Selected passage:

As a result of this background, in the current study we used a randomized, crossover-design protocol to test the hypothesis that consuming gelatin (a food derivative of collagen) and vitamin C combined with exercise could increase collagen synthesis.
METHODS
Subjects, blood sampling, and exercise intervention
Eight healthy, recreationally active young men (mean ± SEM: 27 ± 6 y, 79.6 ± 12 kg) provided written consent to a protocol that was approved by the Australian Institute of Sport human research ethics committee and that was written in accordance with standards set by the Declaration of Helsinki. The protocol was submitted to the Australian New Zealand Clinical Trials Registry and given the registration number ACTRN12616001092482. Subjects arrived at the laboratory after an overnight fast (Figure 1). The antecubital vein of the arm was cannulated and an initial baseline blood sample collected (time = −1 h). Subjects were then immediately provided with the isocaloric treatment containing 0, 5, or 15 g gelatin dissolved in a flavored low-calorie beverage containing 48 mg vitamin C. Subjects rested for 1 h after the ingestion of the supplement during which period 2 blood samples were taken (−30 min and 0 h). Subjects then completed 6 min of continuous rope skipping to load the musculoskeletal system. After completion of the exercise task, subjects were required to remain in the laboratory in a rested state for the subsequent 4 h, during which time a further 4 blood samples were collected. After the blood sample at 4 h, the cannula was removed, and subjects were allowed to leave the laboratory. On departure, they were provided with a skipping rope and instructed to complete a further 3 sessions/d of 6 min of continuous skipping with a minimum of 6 h between each bout of exercise. The subjects ingested their supplement, which was provided in a blinded manner, 1 h before each rope-skipping session.

[Items listed in a dataset]
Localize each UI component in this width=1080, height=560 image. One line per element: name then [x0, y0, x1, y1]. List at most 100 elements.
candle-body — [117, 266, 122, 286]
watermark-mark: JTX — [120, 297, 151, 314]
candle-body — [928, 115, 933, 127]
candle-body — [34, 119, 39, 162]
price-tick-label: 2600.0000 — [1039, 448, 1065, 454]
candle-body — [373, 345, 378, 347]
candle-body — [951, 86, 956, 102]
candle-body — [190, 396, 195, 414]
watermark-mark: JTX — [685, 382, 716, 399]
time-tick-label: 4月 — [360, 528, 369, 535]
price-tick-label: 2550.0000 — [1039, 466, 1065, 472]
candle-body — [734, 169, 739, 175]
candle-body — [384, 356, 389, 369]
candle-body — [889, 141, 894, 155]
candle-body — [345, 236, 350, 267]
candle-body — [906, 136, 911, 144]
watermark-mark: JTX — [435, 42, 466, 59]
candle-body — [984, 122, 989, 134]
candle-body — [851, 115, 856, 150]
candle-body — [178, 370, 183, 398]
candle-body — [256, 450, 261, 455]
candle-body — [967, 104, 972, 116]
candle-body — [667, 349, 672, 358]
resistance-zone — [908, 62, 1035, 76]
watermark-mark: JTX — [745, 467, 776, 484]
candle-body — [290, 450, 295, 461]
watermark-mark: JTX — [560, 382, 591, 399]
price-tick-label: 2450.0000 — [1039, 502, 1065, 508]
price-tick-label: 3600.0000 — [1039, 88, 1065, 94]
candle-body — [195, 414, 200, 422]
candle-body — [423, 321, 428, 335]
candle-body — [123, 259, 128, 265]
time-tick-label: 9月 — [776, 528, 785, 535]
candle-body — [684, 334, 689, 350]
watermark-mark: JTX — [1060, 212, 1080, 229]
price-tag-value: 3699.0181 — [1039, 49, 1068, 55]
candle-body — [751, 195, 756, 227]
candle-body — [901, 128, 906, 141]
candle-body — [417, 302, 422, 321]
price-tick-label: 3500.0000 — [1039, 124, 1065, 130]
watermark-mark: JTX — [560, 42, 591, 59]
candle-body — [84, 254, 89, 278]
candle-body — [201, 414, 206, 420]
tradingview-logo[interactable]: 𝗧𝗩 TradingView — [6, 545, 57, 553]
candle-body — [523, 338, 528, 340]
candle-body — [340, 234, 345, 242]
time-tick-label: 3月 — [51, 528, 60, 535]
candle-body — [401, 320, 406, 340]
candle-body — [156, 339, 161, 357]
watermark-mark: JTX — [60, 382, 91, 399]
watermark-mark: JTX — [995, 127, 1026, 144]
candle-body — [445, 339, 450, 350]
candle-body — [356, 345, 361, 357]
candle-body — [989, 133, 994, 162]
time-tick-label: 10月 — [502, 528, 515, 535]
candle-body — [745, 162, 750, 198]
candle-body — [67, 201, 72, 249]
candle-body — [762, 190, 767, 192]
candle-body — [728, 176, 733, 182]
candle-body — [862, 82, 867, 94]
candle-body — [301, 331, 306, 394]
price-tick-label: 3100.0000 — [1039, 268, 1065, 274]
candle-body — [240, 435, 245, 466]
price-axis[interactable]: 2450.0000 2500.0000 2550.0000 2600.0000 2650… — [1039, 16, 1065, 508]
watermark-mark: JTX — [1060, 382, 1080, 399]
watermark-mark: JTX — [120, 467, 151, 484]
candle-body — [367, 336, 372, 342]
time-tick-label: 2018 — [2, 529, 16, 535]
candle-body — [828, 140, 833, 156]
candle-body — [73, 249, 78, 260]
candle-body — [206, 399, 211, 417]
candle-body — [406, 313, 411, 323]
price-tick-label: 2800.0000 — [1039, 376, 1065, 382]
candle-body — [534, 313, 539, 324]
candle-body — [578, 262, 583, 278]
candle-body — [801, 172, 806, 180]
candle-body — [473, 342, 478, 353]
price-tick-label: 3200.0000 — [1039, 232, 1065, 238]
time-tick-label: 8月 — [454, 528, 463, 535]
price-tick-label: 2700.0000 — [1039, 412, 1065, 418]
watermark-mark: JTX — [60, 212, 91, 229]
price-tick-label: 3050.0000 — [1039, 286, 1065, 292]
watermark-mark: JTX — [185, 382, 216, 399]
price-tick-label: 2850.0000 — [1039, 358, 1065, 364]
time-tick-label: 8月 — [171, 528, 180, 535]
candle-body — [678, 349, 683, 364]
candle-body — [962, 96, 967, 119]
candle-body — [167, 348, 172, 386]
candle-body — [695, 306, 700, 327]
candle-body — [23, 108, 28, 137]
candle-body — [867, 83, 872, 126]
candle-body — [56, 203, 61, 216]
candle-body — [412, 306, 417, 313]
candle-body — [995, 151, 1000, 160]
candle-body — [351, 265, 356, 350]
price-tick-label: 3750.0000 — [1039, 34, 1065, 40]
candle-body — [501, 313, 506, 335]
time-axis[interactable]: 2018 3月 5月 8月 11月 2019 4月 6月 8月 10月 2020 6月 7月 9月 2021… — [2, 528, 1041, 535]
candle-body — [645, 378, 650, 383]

Work instruction: From the passage on the gelatin and vitamin C study, extract the text between "As a result" and "increase collagen synthesis.", inclusive.

Response area:
As a result of this background, in the current study we used a randomized, crossover-design protocol to test the hypothesis that consuming gelatin (a food derivative of collagen) and vitamin C combined with exercise could increase collagen synthesis.